TASK GOAL —
Gather every line in the items below that contains the string "text", matching case exactly.

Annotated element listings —
= = =

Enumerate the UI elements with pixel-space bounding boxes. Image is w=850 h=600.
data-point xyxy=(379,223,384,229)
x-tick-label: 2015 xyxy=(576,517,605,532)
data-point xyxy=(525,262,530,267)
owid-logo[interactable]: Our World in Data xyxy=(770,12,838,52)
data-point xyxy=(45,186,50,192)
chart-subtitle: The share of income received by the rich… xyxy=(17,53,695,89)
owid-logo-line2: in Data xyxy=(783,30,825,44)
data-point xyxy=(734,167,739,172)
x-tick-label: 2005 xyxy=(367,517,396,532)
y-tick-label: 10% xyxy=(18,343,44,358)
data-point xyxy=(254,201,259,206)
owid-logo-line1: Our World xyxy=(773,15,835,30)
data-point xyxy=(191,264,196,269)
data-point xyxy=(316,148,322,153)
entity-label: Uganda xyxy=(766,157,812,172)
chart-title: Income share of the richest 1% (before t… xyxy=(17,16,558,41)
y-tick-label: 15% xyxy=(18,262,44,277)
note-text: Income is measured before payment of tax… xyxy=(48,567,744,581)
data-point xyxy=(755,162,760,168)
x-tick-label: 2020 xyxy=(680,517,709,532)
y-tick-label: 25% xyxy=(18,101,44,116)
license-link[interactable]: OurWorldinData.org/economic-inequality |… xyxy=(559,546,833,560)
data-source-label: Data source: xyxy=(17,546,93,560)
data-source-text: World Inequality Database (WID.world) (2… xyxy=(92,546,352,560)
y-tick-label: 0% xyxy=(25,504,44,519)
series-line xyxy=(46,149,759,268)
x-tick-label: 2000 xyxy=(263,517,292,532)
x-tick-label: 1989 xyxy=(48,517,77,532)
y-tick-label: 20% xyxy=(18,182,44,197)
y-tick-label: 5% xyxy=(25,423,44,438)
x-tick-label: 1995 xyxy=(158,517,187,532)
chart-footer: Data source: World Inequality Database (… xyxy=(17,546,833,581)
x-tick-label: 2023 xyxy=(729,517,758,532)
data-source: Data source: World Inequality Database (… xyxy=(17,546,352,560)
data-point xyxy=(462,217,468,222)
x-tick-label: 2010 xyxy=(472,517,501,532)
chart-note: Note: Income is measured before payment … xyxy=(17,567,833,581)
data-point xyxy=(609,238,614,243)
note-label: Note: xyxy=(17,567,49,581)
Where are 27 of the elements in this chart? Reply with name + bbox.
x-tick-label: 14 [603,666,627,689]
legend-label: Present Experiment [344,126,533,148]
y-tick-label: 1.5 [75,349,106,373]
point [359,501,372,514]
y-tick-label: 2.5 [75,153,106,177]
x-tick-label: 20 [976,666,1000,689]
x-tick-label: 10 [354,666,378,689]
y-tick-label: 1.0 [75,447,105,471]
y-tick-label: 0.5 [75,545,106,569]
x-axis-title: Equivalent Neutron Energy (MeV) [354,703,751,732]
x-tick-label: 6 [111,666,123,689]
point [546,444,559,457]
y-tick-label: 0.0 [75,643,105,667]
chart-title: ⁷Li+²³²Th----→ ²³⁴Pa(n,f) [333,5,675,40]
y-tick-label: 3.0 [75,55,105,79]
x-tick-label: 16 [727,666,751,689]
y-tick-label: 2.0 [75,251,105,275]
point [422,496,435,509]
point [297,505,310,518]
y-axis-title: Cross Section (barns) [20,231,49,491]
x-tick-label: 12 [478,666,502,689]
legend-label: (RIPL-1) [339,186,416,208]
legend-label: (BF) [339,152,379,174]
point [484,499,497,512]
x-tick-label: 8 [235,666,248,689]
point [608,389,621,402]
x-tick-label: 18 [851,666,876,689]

= = =

COMPLETE RESPONSE —
note-text: Income is measured before payment of tax… xyxy=(48,567,744,581)
data-source-text: World Inequality Database (WID.world) (2… xyxy=(92,546,352,560)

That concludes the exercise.